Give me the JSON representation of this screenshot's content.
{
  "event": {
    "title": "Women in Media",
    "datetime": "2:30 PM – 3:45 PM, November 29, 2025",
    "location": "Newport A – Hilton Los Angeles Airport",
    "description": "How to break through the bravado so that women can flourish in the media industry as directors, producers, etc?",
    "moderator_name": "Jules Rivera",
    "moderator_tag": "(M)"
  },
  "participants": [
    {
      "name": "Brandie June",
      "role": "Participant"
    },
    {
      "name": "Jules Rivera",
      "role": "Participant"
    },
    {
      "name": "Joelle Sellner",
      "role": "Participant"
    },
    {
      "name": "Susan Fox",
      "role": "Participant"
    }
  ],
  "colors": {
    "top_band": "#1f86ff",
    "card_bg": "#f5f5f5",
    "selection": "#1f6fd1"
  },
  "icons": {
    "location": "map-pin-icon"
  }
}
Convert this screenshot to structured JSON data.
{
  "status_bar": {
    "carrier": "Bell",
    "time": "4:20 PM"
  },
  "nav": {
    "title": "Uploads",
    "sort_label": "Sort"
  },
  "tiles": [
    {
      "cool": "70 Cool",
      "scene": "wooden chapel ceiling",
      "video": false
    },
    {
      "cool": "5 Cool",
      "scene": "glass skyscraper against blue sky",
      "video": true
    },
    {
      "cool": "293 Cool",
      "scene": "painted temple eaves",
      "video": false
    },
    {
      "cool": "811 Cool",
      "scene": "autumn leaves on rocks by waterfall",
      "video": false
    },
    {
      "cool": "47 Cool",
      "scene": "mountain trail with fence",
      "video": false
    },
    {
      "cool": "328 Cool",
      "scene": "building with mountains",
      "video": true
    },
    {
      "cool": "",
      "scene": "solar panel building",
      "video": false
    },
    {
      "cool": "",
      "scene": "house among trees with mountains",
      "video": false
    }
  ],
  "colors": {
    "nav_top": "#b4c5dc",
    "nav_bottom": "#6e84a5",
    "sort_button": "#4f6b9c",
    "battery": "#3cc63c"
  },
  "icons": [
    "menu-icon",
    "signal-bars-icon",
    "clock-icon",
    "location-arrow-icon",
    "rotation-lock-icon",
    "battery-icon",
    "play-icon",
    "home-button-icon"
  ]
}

=====

Goal.
Nothing should be changed: write out all of the data as is.

Reply to the task.
Give me the JSON representation of this screenshot's content.
{
  "event": {
    "title": "Women in Media",
    "datetime": "2:30 PM – 3:45 PM, November 29, 2025",
    "location": "Newport A – Hilton Los Angeles Airport",
    "description": "How to break through the bravado so that women can flourish in the media industry as directors, producers, etc?",
    "moderator_name": "Jules Rivera",
    "moderator_tag": "(M)"
  },
  "participants": [
    {
      "name": "Brandie June",
      "role": "Participant"
    },
    {
      "name": "Jules Rivera",
      "role": "Participant"
    },
    {
      "name": "Joelle Sellner",
      "role": "Participant"
    },
    {
      "name": "Susan Fox",
      "role": "Participant"
    }
  ],
  "colors": {
    "top_band": "#1f86ff",
    "card_bg": "#f5f5f5",
    "selection": "#1f6fd1"
  },
  "icons": {
    "location": "map-pin-icon"
  }
}
Convert this screenshot to structured JSON data.
{
  "status_bar": {
    "carrier": "Bell",
    "time": "4:20 PM"
  },
  "nav": {
    "title": "Uploads",
    "sort_label": "Sort"
  },
  "tiles": [
    {
      "cool": "70 Cool",
      "scene": "wooden chapel ceiling",
      "video": false
    },
    {
      "cool": "5 Cool",
      "scene": "glass skyscraper against blue sky",
      "video": true
    },
    {
      "cool": "293 Cool",
      "scene": "painted temple eaves",
      "video": false
    },
    {
      "cool": "811 Cool",
      "scene": "autumn leaves on rocks by waterfall",
      "video": false
    },
    {
      "cool": "47 Cool",
      "scene": "mountain trail with fence",
      "video": false
    },
    {
      "cool": "328 Cool",
      "scene": "building with mountains",
      "video": true
    },
    {
      "cool": "",
      "scene": "solar panel building",
      "video": false
    },
    {
      "cool": "",
      "scene": "house among trees with mountains",
      "video": false
    }
  ],
  "colors": {
    "nav_top": "#b4c5dc",
    "nav_bottom": "#6e84a5",
    "sort_button": "#4f6b9c",
    "battery": "#3cc63c"
  },
  "icons": [
    "menu-icon",
    "signal-bars-icon",
    "clock-icon",
    "location-arrow-icon",
    "rotation-lock-icon",
    "battery-icon",
    "play-icon",
    "home-button-icon"
  ]
}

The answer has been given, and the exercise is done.